Goal: Quote all of the data exactly as given. Skip every picture it contains.

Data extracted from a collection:
** BEGIN **

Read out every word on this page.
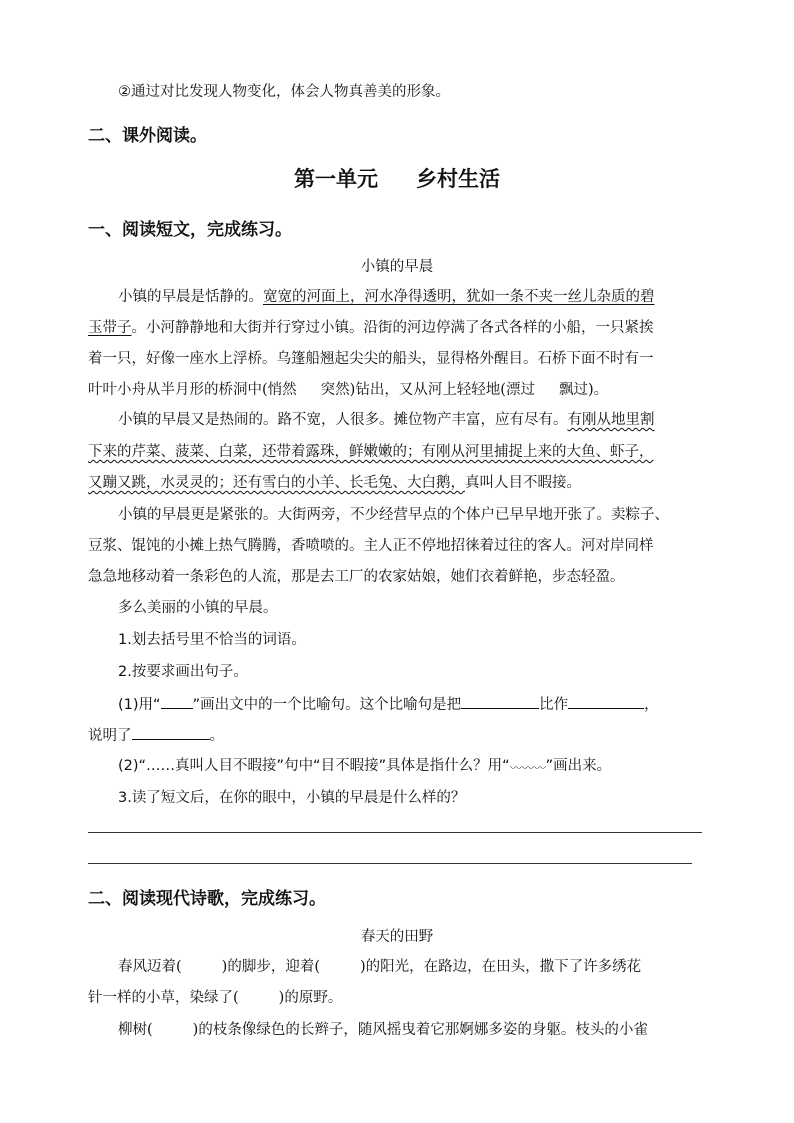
②通过对比发现人物变化，体会人物真善美的形象。
二、课外阅读。
第一单元 乡村生活
一、阅读短文，完成练习。
小镇的早晨
小镇的早晨是恬静的。宽宽的河面上，河水净得透明，犹如一条不夹一丝儿杂质的碧
玉带子。小河静静地和大街并行穿过小镇。沿街的河边停满了各式各样的小船，一只紧挨
着一只，好像一座水上浮桥。乌篷船翘起尖尖的船头，显得格外醒目。石桥下面不时有一
叶叶小舟从半月形的桥洞中(悄然 突然)钻出，又从河上轻轻地(漂过 飘过)。
小镇的早晨又是热闹的。路不宽，人很多。摊位物产丰富，应有尽有。有刚从地里割
下来的芹菜、菠菜、白菜，还带着露珠，鲜嫩嫩的；有刚从河里捕捉上来的大鱼、虾子，
又蹦又跳，水灵灵的；还有雪白的小羊、长毛兔、大白鹅，真叫人目不暇接。
小镇的早晨更是紧张的。大街两旁，不少经营早点的个体户已早早地开张了。卖粽子、
豆浆、馄饨的小摊上热气腾腾，香喷喷的。主人正不停地招徕着过往的客人。河对岸同样
急急地移动着一条彩色的人流，那是去工厂的农家姑娘，她们衣着鲜艳，步态轻盈。
多么美丽的小镇的早晨。
1.划去括号里不恰当的词语。
2.按要求画出句子。
(1)用“ ”画出文中的一个比喻句。这个比喻句是把	比作	，
说明了	。
(2)“……真叫人目不暇接”句中“目不暇接”具体是指什么？用“ ”画出来。
3.读了短文后，在你的眼中，小镇的早晨是什么样的？
二、阅读现代诗歌，完成练习。
春天的田野
春风迈着(	)的脚步，迎着(	)的阳光，在路边，在田头，撒下了许多绣花
针一样的小草，染绿了(	)的原野。
柳树(	)的枝条像绿色的长辫子，随风摇曳着它那婀娜多姿的身躯。枝头的小雀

** END **

Exercise output:
Read out every word on this page.
②通过对比发现人物变化，体会人物真善美的形象。
二、课外阅读。
第一单元 乡村生活
一、阅读短文，完成练习。
小镇的早晨
小镇的早晨是恬静的。宽宽的河面上，河水净得透明，犹如一条不夹一丝儿杂质的碧
玉带子。小河静静地和大街并行穿过小镇。沿街的河边停满了各式各样的小船，一只紧挨
着一只，好像一座水上浮桥。乌篷船翘起尖尖的船头，显得格外醒目。石桥下面不时有一
叶叶小舟从半月形的桥洞中(悄然 突然)钻出，又从河上轻轻地(漂过 飘过)。
小镇的早晨又是热闹的。路不宽，人很多。摊位物产丰富，应有尽有。有刚从地里割
下来的芹菜、菠菜、白菜，还带着露珠，鲜嫩嫩的；有刚从河里捕捉上来的大鱼、虾子，
又蹦又跳，水灵灵的；还有雪白的小羊、长毛兔、大白鹅，真叫人目不暇接。
小镇的早晨更是紧张的。大街两旁，不少经营早点的个体户已早早地开张了。卖粽子、
豆浆、馄饨的小摊上热气腾腾，香喷喷的。主人正不停地招徕着过往的客人。河对岸同样
急急地移动着一条彩色的人流，那是去工厂的农家姑娘，她们衣着鲜艳，步态轻盈。
多么美丽的小镇的早晨。
1.划去括号里不恰当的词语。
2.按要求画出句子。
(1)用“ ”画出文中的一个比喻句。这个比喻句是把	比作	，
说明了	。
(2)“……真叫人目不暇接”句中“目不暇接”具体是指什么？用“ ”画出来。
3.读了短文后，在你的眼中，小镇的早晨是什么样的？
二、阅读现代诗歌，完成练习。
春天的田野
春风迈着(	)的脚步，迎着(	)的阳光，在路边，在田头，撒下了许多绣花
针一样的小草，染绿了(	)的原野。
柳树(	)的枝条像绿色的长辫子，随风摇曳着它那婀娜多姿的身躯。枝头的小雀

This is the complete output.